- _WHAT IS EXPECTED_:
Work through the material below line by line and say how many lines include the word "name". Only the number, please.

- _WORKING DATA_:
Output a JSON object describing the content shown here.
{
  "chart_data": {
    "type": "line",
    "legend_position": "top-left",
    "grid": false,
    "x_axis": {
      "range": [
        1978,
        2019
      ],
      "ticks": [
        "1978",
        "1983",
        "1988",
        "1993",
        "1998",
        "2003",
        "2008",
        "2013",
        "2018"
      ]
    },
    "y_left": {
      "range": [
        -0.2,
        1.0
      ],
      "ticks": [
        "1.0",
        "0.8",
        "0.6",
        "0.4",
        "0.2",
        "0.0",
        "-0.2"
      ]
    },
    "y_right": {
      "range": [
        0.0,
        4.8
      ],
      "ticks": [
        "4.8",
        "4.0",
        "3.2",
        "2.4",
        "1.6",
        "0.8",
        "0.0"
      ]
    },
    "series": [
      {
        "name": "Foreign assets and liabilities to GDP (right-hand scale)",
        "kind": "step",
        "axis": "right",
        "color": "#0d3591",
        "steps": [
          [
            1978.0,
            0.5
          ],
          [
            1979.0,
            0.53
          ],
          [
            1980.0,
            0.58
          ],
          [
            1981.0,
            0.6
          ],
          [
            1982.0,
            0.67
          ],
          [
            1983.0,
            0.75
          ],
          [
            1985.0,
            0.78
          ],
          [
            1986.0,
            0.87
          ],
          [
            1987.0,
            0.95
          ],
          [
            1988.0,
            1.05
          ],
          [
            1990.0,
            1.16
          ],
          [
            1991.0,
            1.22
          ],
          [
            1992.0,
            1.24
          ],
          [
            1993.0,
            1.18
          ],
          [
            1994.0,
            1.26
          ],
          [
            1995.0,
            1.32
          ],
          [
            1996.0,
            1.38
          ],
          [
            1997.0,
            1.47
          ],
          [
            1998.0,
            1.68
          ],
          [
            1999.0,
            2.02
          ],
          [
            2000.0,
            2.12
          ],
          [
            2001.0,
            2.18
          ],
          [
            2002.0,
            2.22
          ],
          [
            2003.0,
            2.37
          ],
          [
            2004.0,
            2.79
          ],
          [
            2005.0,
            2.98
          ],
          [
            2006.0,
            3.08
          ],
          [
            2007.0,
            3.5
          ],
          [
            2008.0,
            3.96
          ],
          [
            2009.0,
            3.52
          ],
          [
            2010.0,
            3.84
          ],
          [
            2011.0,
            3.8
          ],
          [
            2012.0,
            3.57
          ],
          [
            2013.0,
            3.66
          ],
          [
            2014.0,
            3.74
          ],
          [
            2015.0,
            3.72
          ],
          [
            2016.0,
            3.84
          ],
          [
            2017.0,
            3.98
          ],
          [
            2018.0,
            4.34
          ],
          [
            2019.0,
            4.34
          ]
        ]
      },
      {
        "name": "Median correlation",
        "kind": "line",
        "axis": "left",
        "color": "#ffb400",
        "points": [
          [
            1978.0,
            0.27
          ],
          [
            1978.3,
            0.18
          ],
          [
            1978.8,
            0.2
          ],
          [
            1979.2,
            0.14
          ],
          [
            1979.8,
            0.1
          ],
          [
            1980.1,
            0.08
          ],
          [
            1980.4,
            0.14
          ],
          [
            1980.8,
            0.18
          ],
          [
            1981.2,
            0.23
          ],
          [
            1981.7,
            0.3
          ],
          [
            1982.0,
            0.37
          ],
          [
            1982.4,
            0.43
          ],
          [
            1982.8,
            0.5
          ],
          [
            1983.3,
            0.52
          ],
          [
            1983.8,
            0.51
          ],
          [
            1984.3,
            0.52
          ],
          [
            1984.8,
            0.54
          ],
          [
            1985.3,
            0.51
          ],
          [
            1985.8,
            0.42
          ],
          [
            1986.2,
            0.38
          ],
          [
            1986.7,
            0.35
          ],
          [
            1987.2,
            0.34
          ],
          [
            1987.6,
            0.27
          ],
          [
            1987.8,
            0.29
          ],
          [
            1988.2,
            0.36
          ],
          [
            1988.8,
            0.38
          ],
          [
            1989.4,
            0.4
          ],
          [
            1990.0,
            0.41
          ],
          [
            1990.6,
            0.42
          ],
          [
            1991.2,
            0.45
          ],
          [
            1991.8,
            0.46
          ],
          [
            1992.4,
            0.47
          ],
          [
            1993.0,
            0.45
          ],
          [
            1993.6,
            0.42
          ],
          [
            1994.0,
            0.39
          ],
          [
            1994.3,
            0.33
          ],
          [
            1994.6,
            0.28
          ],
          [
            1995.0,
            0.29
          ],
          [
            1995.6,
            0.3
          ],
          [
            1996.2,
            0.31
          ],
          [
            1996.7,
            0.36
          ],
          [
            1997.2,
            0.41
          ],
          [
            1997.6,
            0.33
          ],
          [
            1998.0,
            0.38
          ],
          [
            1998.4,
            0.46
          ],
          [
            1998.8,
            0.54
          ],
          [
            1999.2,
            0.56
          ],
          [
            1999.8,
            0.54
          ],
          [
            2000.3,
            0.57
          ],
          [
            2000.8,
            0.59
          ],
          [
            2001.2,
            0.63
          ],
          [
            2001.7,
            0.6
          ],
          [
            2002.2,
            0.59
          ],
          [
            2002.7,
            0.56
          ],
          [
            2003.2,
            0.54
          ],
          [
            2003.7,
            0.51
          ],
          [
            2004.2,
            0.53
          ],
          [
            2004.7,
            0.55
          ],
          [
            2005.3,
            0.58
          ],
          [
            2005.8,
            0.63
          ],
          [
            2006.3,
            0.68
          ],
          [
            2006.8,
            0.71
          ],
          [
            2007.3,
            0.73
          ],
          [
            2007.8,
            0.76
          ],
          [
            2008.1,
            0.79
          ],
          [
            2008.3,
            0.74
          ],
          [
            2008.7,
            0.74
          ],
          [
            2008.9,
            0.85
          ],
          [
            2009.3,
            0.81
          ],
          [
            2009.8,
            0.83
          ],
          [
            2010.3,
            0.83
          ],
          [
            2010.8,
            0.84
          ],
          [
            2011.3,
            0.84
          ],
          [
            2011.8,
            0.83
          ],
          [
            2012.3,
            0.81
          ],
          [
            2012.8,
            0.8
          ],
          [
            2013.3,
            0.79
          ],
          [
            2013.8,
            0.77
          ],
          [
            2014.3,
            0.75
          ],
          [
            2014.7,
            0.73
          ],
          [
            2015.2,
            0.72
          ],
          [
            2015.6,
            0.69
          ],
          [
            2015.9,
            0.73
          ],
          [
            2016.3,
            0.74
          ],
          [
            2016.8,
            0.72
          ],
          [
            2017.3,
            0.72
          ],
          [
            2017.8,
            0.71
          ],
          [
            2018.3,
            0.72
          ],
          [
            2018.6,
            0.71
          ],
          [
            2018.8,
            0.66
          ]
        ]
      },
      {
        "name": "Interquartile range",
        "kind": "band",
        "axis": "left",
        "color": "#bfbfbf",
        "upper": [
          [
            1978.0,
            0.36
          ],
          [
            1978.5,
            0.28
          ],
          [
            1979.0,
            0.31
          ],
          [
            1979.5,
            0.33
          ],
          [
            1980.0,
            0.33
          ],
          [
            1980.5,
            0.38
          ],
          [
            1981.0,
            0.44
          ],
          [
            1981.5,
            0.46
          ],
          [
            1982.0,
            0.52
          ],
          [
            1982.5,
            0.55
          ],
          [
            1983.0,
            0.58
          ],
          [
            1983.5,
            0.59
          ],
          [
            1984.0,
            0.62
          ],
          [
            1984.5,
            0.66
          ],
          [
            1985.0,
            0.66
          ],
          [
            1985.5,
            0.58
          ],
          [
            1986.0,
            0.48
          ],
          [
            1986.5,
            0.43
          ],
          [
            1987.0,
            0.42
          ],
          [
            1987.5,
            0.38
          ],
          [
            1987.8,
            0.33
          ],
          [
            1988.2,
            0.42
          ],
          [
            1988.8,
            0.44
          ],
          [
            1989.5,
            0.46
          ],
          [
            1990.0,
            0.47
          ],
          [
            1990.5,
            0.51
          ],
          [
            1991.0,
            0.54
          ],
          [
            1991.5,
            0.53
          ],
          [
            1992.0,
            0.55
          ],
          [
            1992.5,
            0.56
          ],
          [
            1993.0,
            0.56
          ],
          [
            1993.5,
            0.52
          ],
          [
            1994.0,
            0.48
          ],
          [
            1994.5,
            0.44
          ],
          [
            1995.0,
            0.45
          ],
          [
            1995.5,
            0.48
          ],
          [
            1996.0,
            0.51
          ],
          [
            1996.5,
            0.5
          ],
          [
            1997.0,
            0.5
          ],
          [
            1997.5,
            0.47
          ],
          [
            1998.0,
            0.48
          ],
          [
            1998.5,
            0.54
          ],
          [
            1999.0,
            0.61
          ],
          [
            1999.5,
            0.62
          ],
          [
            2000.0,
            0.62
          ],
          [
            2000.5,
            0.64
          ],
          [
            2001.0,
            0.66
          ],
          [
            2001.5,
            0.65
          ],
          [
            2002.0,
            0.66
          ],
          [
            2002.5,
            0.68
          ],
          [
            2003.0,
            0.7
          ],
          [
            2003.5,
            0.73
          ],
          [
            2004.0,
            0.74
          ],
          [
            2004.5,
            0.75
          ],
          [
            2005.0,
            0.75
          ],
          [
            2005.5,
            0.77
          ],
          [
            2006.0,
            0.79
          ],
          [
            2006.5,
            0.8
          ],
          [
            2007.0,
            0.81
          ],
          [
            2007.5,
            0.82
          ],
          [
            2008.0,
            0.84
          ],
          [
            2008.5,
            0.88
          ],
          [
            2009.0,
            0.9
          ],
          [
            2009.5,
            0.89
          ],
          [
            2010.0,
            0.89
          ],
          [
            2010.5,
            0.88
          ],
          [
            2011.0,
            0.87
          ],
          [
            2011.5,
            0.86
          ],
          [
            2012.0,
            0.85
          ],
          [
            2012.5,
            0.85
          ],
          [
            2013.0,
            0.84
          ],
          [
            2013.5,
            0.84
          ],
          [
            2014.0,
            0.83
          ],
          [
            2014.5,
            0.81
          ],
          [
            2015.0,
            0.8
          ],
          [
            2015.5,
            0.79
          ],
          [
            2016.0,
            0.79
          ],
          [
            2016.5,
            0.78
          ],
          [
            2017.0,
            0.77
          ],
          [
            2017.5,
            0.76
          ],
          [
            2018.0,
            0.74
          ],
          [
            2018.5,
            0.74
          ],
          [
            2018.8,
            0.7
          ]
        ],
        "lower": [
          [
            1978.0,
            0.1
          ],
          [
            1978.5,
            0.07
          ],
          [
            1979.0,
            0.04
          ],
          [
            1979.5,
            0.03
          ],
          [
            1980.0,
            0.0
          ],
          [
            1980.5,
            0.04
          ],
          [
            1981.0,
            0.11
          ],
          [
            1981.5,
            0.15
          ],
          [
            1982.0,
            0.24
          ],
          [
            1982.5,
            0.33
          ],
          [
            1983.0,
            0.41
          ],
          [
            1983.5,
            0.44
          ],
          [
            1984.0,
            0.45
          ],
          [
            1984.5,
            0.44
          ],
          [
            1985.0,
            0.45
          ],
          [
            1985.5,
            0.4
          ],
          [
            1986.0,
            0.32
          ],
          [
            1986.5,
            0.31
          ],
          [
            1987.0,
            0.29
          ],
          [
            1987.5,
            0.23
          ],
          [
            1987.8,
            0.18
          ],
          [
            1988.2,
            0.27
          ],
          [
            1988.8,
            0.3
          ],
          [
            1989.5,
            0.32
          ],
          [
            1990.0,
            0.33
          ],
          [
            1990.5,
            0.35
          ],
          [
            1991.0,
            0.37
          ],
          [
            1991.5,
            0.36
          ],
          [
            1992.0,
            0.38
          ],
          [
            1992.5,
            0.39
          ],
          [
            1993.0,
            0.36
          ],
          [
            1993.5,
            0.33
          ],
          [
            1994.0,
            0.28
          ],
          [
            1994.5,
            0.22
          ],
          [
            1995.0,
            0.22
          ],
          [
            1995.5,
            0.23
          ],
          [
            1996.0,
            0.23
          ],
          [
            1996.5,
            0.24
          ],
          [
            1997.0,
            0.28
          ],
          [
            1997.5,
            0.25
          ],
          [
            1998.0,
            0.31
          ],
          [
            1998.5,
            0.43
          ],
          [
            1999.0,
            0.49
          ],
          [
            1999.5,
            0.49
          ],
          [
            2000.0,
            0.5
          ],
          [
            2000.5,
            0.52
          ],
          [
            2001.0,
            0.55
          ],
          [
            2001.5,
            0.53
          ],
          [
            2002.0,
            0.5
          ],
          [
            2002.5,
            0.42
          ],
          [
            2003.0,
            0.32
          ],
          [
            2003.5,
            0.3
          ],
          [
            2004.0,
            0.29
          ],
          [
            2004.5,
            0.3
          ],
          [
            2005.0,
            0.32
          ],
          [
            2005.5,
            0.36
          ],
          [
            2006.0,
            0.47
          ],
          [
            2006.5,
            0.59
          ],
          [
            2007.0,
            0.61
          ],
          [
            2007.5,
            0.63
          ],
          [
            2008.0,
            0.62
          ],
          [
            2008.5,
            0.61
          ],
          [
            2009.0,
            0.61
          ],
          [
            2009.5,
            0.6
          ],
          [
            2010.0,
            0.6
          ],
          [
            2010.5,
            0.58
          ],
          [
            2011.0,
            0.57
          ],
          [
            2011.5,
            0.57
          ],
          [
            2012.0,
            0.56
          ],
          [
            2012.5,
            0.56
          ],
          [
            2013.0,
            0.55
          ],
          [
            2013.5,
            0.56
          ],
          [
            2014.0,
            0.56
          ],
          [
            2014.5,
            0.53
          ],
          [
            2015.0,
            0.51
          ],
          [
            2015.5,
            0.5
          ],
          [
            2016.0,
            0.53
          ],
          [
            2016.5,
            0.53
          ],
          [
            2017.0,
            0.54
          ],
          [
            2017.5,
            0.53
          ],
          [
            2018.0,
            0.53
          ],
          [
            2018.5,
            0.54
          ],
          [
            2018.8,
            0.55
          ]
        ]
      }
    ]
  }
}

- _FULL RESPONSE_:
3